| Task description |
Leave out the pictures and copy everything else in the entries exactly.

━━ Input data ━━

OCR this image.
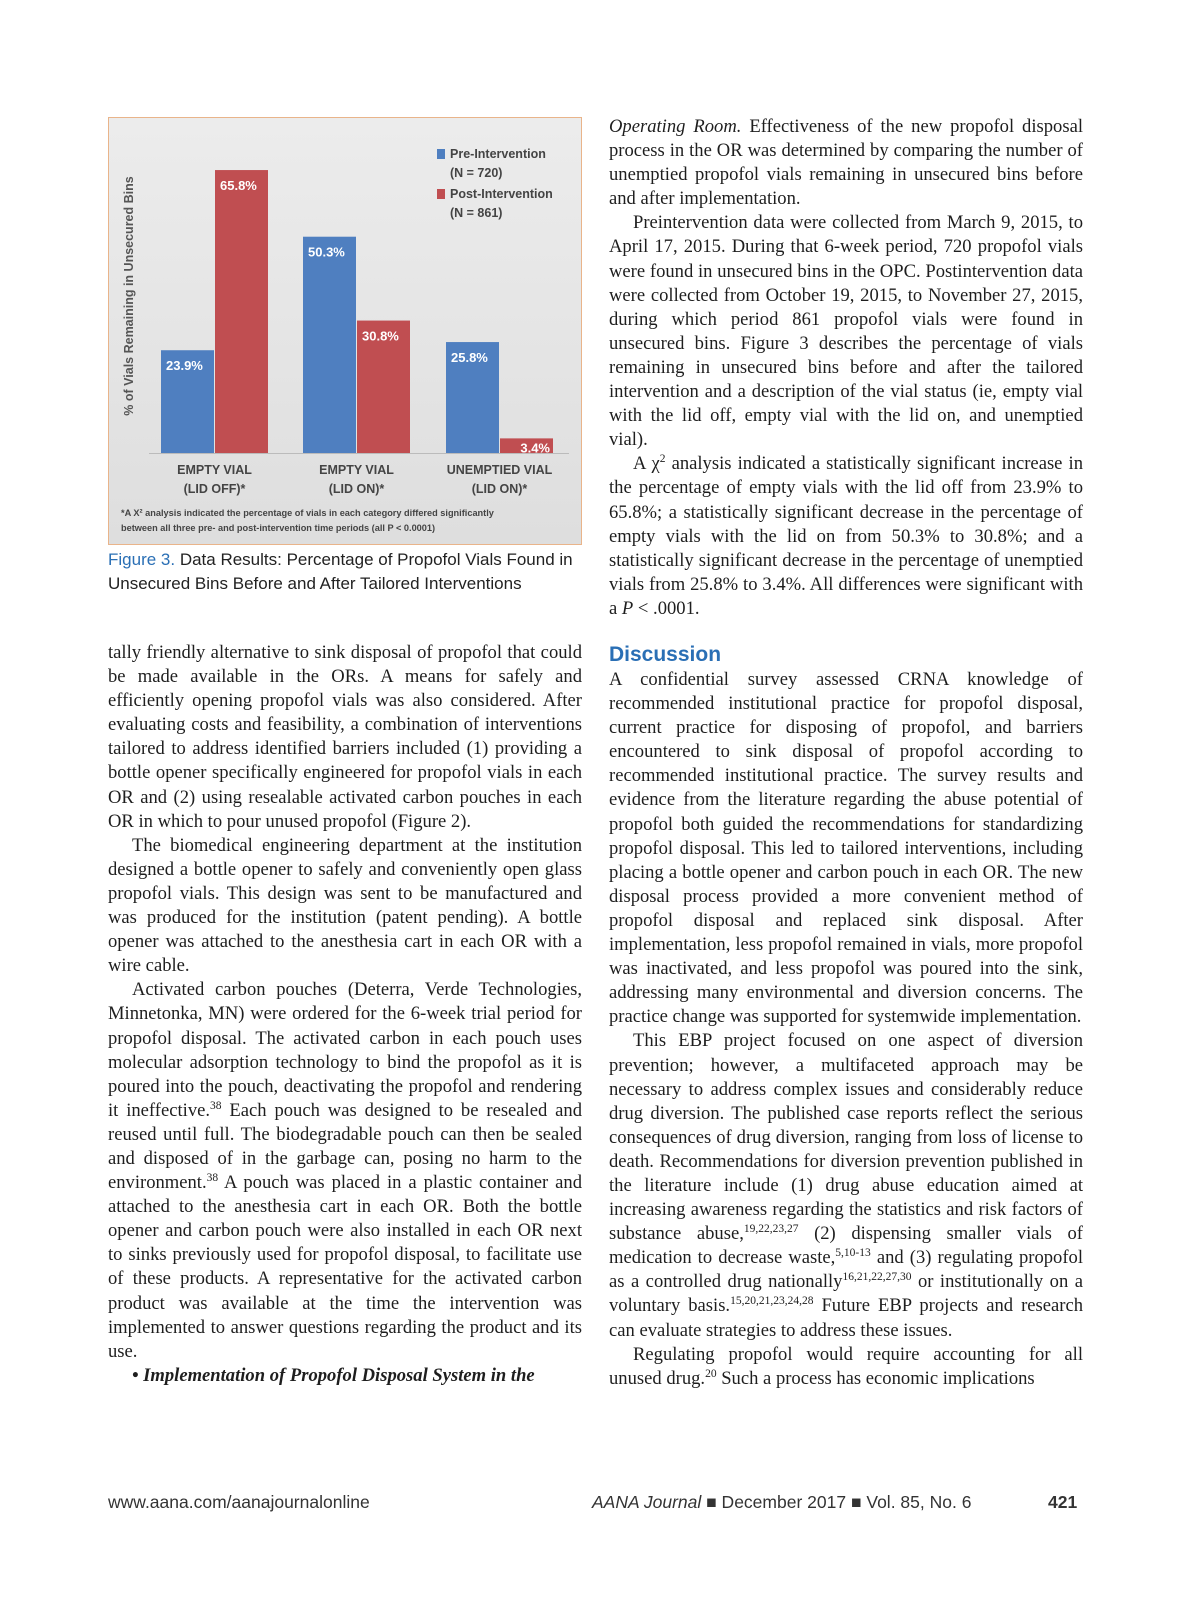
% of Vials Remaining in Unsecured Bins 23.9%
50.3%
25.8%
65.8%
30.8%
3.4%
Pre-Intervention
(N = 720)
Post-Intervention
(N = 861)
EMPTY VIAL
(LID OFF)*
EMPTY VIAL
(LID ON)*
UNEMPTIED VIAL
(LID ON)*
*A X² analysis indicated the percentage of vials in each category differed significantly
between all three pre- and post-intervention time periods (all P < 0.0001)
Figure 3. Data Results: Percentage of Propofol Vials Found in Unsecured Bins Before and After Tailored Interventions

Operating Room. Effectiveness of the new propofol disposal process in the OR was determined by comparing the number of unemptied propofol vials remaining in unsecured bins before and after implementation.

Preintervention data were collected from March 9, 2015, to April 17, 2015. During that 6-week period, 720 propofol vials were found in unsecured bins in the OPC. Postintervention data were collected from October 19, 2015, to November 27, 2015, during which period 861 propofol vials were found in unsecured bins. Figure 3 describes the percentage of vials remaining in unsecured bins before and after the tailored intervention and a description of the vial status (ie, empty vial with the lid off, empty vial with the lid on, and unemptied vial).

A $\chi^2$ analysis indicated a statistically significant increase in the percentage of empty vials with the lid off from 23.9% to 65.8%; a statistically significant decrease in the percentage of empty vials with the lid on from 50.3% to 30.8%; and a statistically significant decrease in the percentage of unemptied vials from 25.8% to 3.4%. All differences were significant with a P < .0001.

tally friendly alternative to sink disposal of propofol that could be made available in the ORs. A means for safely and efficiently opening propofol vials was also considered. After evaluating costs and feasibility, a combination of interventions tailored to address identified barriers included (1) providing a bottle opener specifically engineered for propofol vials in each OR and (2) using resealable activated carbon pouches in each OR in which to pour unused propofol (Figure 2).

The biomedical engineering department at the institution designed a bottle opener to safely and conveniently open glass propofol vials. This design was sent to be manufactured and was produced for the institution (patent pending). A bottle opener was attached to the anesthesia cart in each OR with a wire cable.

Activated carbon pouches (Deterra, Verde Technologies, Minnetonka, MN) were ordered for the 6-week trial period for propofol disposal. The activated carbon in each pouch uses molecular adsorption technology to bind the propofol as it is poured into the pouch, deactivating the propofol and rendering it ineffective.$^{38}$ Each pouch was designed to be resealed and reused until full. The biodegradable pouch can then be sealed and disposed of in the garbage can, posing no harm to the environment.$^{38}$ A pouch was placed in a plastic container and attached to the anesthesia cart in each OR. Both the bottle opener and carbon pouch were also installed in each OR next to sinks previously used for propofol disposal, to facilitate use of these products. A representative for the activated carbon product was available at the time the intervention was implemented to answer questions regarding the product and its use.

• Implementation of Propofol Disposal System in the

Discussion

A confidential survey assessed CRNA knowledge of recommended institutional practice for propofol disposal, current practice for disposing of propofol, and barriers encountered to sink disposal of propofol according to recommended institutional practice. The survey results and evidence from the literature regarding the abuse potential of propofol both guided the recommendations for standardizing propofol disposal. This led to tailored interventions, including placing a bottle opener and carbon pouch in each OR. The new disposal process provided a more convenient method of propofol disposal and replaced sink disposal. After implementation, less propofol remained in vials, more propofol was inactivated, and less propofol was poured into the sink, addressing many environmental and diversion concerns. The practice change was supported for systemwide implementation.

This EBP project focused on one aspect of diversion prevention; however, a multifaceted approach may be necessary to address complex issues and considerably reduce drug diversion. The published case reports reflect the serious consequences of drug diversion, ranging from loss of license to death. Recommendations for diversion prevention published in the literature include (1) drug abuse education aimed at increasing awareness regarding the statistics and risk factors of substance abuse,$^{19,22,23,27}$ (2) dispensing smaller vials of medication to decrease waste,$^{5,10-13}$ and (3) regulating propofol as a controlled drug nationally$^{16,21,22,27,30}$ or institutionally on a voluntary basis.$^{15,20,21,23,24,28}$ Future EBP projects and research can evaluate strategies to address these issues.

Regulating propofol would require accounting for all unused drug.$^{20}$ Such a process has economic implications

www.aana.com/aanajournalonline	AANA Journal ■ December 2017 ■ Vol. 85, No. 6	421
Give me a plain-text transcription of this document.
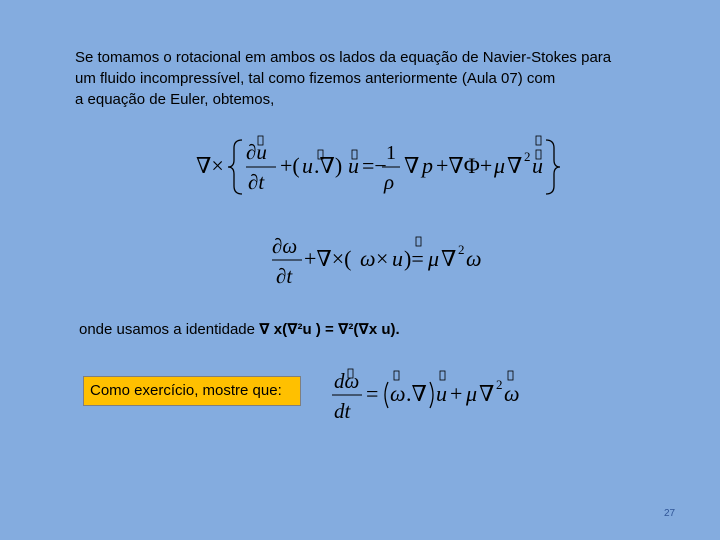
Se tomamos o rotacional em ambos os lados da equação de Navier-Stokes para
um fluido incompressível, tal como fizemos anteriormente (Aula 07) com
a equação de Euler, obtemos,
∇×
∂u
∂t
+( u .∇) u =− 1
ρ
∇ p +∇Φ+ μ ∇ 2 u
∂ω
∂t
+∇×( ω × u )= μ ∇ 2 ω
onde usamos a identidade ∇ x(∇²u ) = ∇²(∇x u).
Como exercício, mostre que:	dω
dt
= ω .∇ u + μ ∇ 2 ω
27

━━━

| Exercise answer |
OCR this image.
% of Vials Remaining in Unsecured Bins 23.9%
50.3%
25.8%
65.8%
30.8%
3.4%
Pre-Intervention
(N = 720)
Post-Intervention
(N = 861)
EMPTY VIAL
(LID OFF)*
EMPTY VIAL
(LID ON)*
UNEMPTIED VIAL
(LID ON)*
*A X² analysis indicated the percentage of vials in each category differed significantly
between all three pre- and post-intervention time periods (all P < 0.0001)
Figure 3. Data Results: Percentage of Propofol Vials Found in Unsecured Bins Before and After Tailored Interventions

Operating Room. Effectiveness of the new propofol disposal process in the OR was determined by comparing the number of unemptied propofol vials remaining in unsecured bins before and after implementation.

Preintervention data were collected from March 9, 2015, to April 17, 2015. During that 6-week period, 720 propofol vials were found in unsecured bins in the OPC. Postintervention data were collected from October 19, 2015, to November 27, 2015, during which period 861 propofol vials were found in unsecured bins. Figure 3 describes the percentage of vials remaining in unsecured bins before and after the tailored intervention and a description of the vial status (ie, empty vial with the lid off, empty vial with the lid on, and unemptied vial).

A $\chi^2$ analysis indicated a statistically significant increase in the percentage of empty vials with the lid off from 23.9% to 65.8%; a statistically significant decrease in the percentage of empty vials with the lid on from 50.3% to 30.8%; and a statistically significant decrease in the percentage of unemptied vials from 25.8% to 3.4%. All differences were significant with a P < .0001.

tally friendly alternative to sink disposal of propofol that could be made available in the ORs. A means for safely and efficiently opening propofol vials was also considered. After evaluating costs and feasibility, a combination of interventions tailored to address identified barriers included (1) providing a bottle opener specifically engineered for propofol vials in each OR and (2) using resealable activated carbon pouches in each OR in which to pour unused propofol (Figure 2).

The biomedical engineering department at the institution designed a bottle opener to safely and conveniently open glass propofol vials. This design was sent to be manufactured and was produced for the institution (patent pending). A bottle opener was attached to the anesthesia cart in each OR with a wire cable.

Activated carbon pouches (Deterra, Verde Technologies, Minnetonka, MN) were ordered for the 6-week trial period for propofol disposal. The activated carbon in each pouch uses molecular adsorption technology to bind the propofol as it is poured into the pouch, deactivating the propofol and rendering it ineffective.$^{38}$ Each pouch was designed to be resealed and reused until full. The biodegradable pouch can then be sealed and disposed of in the garbage can, posing no harm to the environment.$^{38}$ A pouch was placed in a plastic container and attached to the anesthesia cart in each OR. Both the bottle opener and carbon pouch were also installed in each OR next to sinks previously used for propofol disposal, to facilitate use of these products. A representative for the activated carbon product was available at the time the intervention was implemented to answer questions regarding the product and its use.

• Implementation of Propofol Disposal System in the

Discussion

A confidential survey assessed CRNA knowledge of recommended institutional practice for propofol disposal, current practice for disposing of propofol, and barriers encountered to sink disposal of propofol according to recommended institutional practice. The survey results and evidence from the literature regarding the abuse potential of propofol both guided the recommendations for standardizing propofol disposal. This led to tailored interventions, including placing a bottle opener and carbon pouch in each OR. The new disposal process provided a more convenient method of propofol disposal and replaced sink disposal. After implementation, less propofol remained in vials, more propofol was inactivated, and less propofol was poured into the sink, addressing many environmental and diversion concerns. The practice change was supported for systemwide implementation.

This EBP project focused on one aspect of diversion prevention; however, a multifaceted approach may be necessary to address complex issues and considerably reduce drug diversion. The published case reports reflect the serious consequences of drug diversion, ranging from loss of license to death. Recommendations for diversion prevention published in the literature include (1) drug abuse education aimed at increasing awareness regarding the statistics and risk factors of substance abuse,$^{19,22,23,27}$ (2) dispensing smaller vials of medication to decrease waste,$^{5,10-13}$ and (3) regulating propofol as a controlled drug nationally$^{16,21,22,27,30}$ or institutionally on a voluntary basis.$^{15,20,21,23,24,28}$ Future EBP projects and research can evaluate strategies to address these issues.

Regulating propofol would require accounting for all unused drug.$^{20}$ Such a process has economic implications

www.aana.com/aanajournalonline	AANA Journal ■ December 2017 ■ Vol. 85, No. 6	421
Give me a plain-text transcription of this document.
Se tomamos o rotacional em ambos os lados da equação de Navier-Stokes para
um fluido incompressível, tal como fizemos anteriormente (Aula 07) com
a equação de Euler, obtemos,
∇×
∂u
∂t
+( u .∇) u =− 1
ρ
∇ p +∇Φ+ μ ∇ 2 u
∂ω
∂t
+∇×( ω × u )= μ ∇ 2 ω
onde usamos a identidade ∇ x(∇²u ) = ∇²(∇x u).
Como exercício, mostre que:	dω
dt
= ω .∇ u + μ ∇ 2 ω
27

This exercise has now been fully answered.